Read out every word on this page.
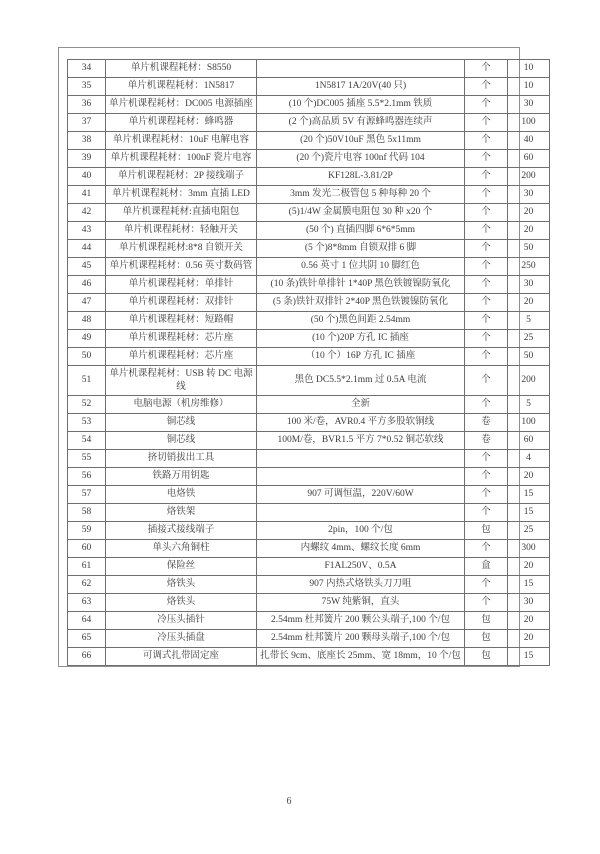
34	单片机课程耗材：S8550		个	10
35	单片机课程耗材：1N5817	1N5817 1A/20V(40 只)	个	10
36	单片机课程耗材：DC005 电源插座	(10 个)DC005 插座 5.5*2.1mm 铁质	个	30
37	单片机课程耗材：蜂鸣器	(2 个)高品质 5V 有源蜂鸣器连续声	个	100
38	单片机课程耗材：10uF 电解电容	(20 个)50V10uF 黑色 5x11mm	个	40
39	单片机课程耗材：100nF 瓷片电容	(20 个)瓷片电容 100nf 代码 104	个	60
40	单片机课程耗材：2P 接线端子	KF128L-3.81/2P	个	200
41	单片机课程耗材：3mm 直插 LED	3mm 发光二极管包 5 种每种 20 个	个	30
42	单片机课程耗材:直插电阻包	(5)1/4W 金属膜电阻包 30 种 x20 个	个	20
43	单片机课程耗材：轻触开关	(50 个) 直插四脚 6*6*5mm	个	20
44	单片机课程耗材:8*8 自锁开关	(5 个)8*8mm 自锁双排 6 脚	个	50
45	单片机课程耗材：0.56 英寸数码管	0.56 英寸 1 位共阴 10 脚红色	个	250
46	单片机课程耗材：单排针	(10 条)铁针单排针 1*40P 黑色铁镀镍防氧化	个	30
47	单片机课程耗材：双排针	(5 条)铁针双排针 2*40P 黑色铁镀镍防氧化	个	20
48	单片机课程耗材：短路帽	(50 个)黑色间距 2.54mm	个	5
49	单片机课程耗材：芯片座	(10 个)20P 方孔 IC 插座	个	25
50	单片机课程耗材：芯片座	（10 个）16P 方孔 IC 插座	个	50
51	单片机课程耗材：USB 转 DC 电源线	黑色 DC5.5*2.1mm 过 0.5A 电流	个	200
52	电脑电源（机房维修）	全新	个	5
53	铜芯线	100 米/卷，AVR0.4 平方多股软铜线	卷	100
54	铜芯线	100M/卷，BVR1.5 平方 7*0.52 铜芯软线	卷	60
55	挤切销拔出工具		个	4
56	铁路万用钥匙		个	20
57	电烙铁	907 可调恒温，220V/60W	个	15
58	烙铁架		个	15
59	插接式接线端子	2pin，100 个/包	包	25
60	单头六角铜柱	内螺纹 4mm、螺纹长度 6mm	个	300
61	保险丝	F1AL250V、0.5A	盒	20
62	烙铁头	907 内热式烙铁头刀刀咀	个	15
63	烙铁头	75W 纯紫铜，直头	个	30
64	冷压头插针	2.54mm 杜邦簧片 200 颗公头端子,100 个/包	包	20
65	冷压头插盘	2.54mm 杜邦簧片 200 颗母头端子,100 个/包	包	20
66	可调式扎带固定座	扎带长 9cm、底座长 25mm、宽 18mm，10 个/包	包	15
6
____
Your job is to transcribe the entries above exactly; skip the pictures.

Task solution >>
Read out every word on this page.
34	单片机课程耗材：S8550		个	10
35	单片机课程耗材：1N5817	1N5817 1A/20V(40 只)	个	10
36	单片机课程耗材：DC005 电源插座	(10 个)DC005 插座 5.5*2.1mm 铁质	个	30
37	单片机课程耗材：蜂鸣器	(2 个)高品质 5V 有源蜂鸣器连续声	个	100
38	单片机课程耗材：10uF 电解电容	(20 个)50V10uF 黑色 5x11mm	个	40
39	单片机课程耗材：100nF 瓷片电容	(20 个)瓷片电容 100nf 代码 104	个	60
40	单片机课程耗材：2P 接线端子	KF128L-3.81/2P	个	200
41	单片机课程耗材：3mm 直插 LED	3mm 发光二极管包 5 种每种 20 个	个	30
42	单片机课程耗材:直插电阻包	(5)1/4W 金属膜电阻包 30 种 x20 个	个	20
43	单片机课程耗材：轻触开关	(50 个) 直插四脚 6*6*5mm	个	20
44	单片机课程耗材:8*8 自锁开关	(5 个)8*8mm 自锁双排 6 脚	个	50
45	单片机课程耗材：0.56 英寸数码管	0.56 英寸 1 位共阴 10 脚红色	个	250
46	单片机课程耗材：单排针	(10 条)铁针单排针 1*40P 黑色铁镀镍防氧化	个	30
47	单片机课程耗材：双排针	(5 条)铁针双排针 2*40P 黑色铁镀镍防氧化	个	20
48	单片机课程耗材：短路帽	(50 个)黑色间距 2.54mm	个	5
49	单片机课程耗材：芯片座	(10 个)20P 方孔 IC 插座	个	25
50	单片机课程耗材：芯片座	（10 个）16P 方孔 IC 插座	个	50
51	单片机课程耗材：USB 转 DC 电源线	黑色 DC5.5*2.1mm 过 0.5A 电流	个	200
52	电脑电源（机房维修）	全新	个	5
53	铜芯线	100 米/卷，AVR0.4 平方多股软铜线	卷	100
54	铜芯线	100M/卷，BVR1.5 平方 7*0.52 铜芯软线	卷	60
55	挤切销拔出工具		个	4
56	铁路万用钥匙		个	20
57	电烙铁	907 可调恒温，220V/60W	个	15
58	烙铁架		个	15
59	插接式接线端子	2pin，100 个/包	包	25
60	单头六角铜柱	内螺纹 4mm、螺纹长度 6mm	个	300
61	保险丝	F1AL250V、0.5A	盒	20
62	烙铁头	907 内热式烙铁头刀刀咀	个	15
63	烙铁头	75W 纯紫铜，直头	个	30
64	冷压头插针	2.54mm 杜邦簧片 200 颗公头端子,100 个/包	包	20
65	冷压头插盘	2.54mm 杜邦簧片 200 颗母头端子,100 个/包	包	20
66	可调式扎带固定座	扎带长 9cm、底座长 25mm、宽 18mm，10 个/包	包	15
6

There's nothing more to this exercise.